Using the material that follows, identify and copy each line with the string "أحدهم".

◆ **EXERCISE DATA**
▼▼▼

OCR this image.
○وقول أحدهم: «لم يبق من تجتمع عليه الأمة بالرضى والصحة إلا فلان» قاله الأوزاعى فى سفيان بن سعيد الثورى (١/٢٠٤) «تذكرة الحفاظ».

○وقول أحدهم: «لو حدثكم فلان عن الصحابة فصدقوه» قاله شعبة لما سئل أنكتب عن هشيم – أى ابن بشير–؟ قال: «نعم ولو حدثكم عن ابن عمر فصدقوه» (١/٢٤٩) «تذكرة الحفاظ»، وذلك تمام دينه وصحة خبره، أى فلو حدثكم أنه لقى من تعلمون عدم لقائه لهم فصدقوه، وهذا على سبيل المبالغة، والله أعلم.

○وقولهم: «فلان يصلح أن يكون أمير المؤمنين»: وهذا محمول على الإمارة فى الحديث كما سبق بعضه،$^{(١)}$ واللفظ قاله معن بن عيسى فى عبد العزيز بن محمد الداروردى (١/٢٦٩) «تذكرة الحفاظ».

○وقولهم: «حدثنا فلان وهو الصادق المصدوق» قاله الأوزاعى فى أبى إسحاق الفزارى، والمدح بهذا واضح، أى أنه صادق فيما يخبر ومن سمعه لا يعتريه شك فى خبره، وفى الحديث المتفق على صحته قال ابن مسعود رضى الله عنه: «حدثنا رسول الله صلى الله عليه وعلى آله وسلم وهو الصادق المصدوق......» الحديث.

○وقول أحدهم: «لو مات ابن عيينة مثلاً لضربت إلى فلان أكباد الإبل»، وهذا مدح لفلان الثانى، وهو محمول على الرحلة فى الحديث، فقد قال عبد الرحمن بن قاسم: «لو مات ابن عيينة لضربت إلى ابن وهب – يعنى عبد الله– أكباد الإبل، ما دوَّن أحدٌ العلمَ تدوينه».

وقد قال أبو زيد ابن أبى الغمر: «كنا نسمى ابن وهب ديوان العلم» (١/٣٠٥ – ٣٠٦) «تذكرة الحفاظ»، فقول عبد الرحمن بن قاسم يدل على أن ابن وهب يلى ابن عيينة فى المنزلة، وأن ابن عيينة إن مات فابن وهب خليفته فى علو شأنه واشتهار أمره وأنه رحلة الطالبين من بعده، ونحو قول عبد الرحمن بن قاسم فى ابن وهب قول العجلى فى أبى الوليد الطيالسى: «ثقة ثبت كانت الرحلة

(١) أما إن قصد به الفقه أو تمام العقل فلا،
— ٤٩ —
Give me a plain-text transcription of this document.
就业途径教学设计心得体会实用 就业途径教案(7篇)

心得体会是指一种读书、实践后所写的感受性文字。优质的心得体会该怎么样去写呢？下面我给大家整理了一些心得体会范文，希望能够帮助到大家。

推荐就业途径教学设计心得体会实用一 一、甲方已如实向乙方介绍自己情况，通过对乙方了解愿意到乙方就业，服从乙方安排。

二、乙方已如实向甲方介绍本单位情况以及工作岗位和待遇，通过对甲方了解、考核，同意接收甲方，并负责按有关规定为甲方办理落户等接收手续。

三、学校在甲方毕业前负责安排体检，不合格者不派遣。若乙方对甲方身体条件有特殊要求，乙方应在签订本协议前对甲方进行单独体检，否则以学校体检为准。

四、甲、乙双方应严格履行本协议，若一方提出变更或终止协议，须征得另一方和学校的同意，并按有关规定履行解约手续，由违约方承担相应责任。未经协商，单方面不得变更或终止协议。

▲▲▲

◆ **RESPONSE BELOW**
○وقول أحدهم: «لم يبق من تجتمع عليه الأمة بالرضى والصحة إلا فلان» قاله الأوزاعى فى سفيان بن سعيد الثورى (١/٢٠٤) «تذكرة الحفاظ».
○وقول أحدهم: «لو حدثكم فلان عن الصحابة فصدقوه» قاله شعبة لما سئل أنكتب عن هشيم – أى ابن بشير–؟ قال: «نعم ولو حدثكم عن ابن عمر فصدقوه» (١/٢٤٩) «تذكرة الحفاظ»، وذلك تمام دينه وصحة خبره، أى فلو حدثكم أنه لقى من تعلمون عدم لقائه لهم فصدقوه، وهذا على سبيل المبالغة، والله أعلم.
○وقول أحدهم: «لو مات ابن عيينة مثلاً لضربت إلى فلان أكباد الإبل»، وهذا مدح لفلان الثانى، وهو محمول على الرحلة فى الحديث، فقد قال عبد الرحمن بن قاسم: «لو مات ابن عيينة لضربت إلى ابن وهب – يعنى عبد الله– أكباد الإبل، ما دوَّن أحدٌ العلمَ تدوينه».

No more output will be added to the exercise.